Records contained in a dataset:
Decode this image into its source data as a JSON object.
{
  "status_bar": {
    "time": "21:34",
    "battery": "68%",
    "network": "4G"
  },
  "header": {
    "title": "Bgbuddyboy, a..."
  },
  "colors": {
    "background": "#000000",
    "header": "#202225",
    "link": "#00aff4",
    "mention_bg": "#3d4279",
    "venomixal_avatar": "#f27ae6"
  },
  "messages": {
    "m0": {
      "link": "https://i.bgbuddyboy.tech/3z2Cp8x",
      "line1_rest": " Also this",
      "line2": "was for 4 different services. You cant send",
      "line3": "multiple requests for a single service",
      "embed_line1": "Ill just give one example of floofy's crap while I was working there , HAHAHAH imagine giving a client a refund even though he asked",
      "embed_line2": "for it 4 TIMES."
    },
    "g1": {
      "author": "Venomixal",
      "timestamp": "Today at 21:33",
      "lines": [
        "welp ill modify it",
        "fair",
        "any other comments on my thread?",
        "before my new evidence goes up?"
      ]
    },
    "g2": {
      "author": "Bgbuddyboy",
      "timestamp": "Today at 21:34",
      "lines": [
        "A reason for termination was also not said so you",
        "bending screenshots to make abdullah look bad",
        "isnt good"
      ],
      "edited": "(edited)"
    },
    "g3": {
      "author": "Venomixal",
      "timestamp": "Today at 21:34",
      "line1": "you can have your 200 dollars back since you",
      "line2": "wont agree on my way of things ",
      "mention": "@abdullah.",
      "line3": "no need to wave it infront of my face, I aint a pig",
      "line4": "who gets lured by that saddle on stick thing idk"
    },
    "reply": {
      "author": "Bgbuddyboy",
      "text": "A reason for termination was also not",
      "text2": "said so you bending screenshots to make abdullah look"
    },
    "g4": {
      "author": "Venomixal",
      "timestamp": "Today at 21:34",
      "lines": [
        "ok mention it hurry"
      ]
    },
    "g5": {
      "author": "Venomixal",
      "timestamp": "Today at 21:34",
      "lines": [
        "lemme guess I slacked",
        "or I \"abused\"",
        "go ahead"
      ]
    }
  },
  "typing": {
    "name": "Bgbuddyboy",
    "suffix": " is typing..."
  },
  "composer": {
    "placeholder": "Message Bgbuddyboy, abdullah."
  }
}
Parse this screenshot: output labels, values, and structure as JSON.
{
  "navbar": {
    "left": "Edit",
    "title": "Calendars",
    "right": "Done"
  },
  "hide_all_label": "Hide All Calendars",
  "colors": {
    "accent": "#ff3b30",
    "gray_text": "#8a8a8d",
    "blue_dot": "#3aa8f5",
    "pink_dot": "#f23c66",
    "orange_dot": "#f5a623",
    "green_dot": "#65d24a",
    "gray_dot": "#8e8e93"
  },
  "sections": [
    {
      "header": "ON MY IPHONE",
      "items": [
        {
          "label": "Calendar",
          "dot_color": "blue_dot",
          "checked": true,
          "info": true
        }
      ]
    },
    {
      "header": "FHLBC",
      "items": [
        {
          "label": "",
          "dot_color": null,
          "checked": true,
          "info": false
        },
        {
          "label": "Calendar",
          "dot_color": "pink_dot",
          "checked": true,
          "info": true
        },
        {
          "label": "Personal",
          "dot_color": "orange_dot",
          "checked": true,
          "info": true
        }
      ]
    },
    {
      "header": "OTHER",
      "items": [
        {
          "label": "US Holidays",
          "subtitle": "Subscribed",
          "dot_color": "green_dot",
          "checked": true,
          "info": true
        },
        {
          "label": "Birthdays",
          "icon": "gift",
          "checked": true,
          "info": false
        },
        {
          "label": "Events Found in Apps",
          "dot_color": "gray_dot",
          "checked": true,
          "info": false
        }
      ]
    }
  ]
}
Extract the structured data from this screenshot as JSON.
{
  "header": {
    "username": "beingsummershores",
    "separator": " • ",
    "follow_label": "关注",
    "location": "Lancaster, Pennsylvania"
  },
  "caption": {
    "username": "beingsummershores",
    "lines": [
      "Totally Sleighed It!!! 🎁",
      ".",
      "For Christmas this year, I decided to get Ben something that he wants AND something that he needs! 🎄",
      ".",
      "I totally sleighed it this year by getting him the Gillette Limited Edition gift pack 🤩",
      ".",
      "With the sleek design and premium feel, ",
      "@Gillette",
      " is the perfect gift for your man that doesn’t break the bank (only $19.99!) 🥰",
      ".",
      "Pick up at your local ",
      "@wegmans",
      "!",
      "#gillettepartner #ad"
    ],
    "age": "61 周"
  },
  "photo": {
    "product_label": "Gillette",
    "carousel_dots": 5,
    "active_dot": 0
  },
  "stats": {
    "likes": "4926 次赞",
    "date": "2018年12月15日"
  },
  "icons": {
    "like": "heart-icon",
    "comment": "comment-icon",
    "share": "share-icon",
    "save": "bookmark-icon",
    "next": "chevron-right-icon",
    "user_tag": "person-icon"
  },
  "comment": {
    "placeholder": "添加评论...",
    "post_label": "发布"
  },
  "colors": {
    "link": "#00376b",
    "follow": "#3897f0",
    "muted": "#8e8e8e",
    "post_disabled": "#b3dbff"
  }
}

## Short exercise
Retype only the lines running from the line with "Extract the structured" to the end of the listing, including both of those lines.

## Exercise answer
Extract the structured data from this screenshot as JSON.
{
  "header": {
    "username": "beingsummershores",
    "separator": " • ",
    "follow_label": "关注",
    "location": "Lancaster, Pennsylvania"
  },
  "caption": {
    "username": "beingsummershores",
    "lines": [
      "Totally Sleighed It!!! 🎁",
      ".",
      "For Christmas this year, I decided to get Ben something that he wants AND something that he needs! 🎄",
      ".",
      "I totally sleighed it this year by getting him the Gillette Limited Edition gift pack 🤩",
      ".",
      "With the sleek design and premium feel, ",
      "@Gillette",
      " is the perfect gift for your man that doesn’t break the bank (only $19.99!) 🥰",
      ".",
      "Pick up at your local ",
      "@wegmans",
      "!",
      "#gillettepartner #ad"
    ],
    "age": "61 周"
  },
  "photo": {
    "product_label": "Gillette",
    "carousel_dots": 5,
    "active_dot": 0
  },
  "stats": {
    "likes": "4926 次赞",
    "date": "2018年12月15日"
  },
  "icons": {
    "like": "heart-icon",
    "comment": "comment-icon",
    "share": "share-icon",
    "save": "bookmark-icon",
    "next": "chevron-right-icon",
    "user_tag": "person-icon"
  },
  "comment": {
    "placeholder": "添加评论...",
    "post_label": "发布"
  },
  "colors": {
    "link": "#00376b",
    "follow": "#3897f0",
    "muted": "#8e8e8e",
    "post_disabled": "#b3dbff"
  }
}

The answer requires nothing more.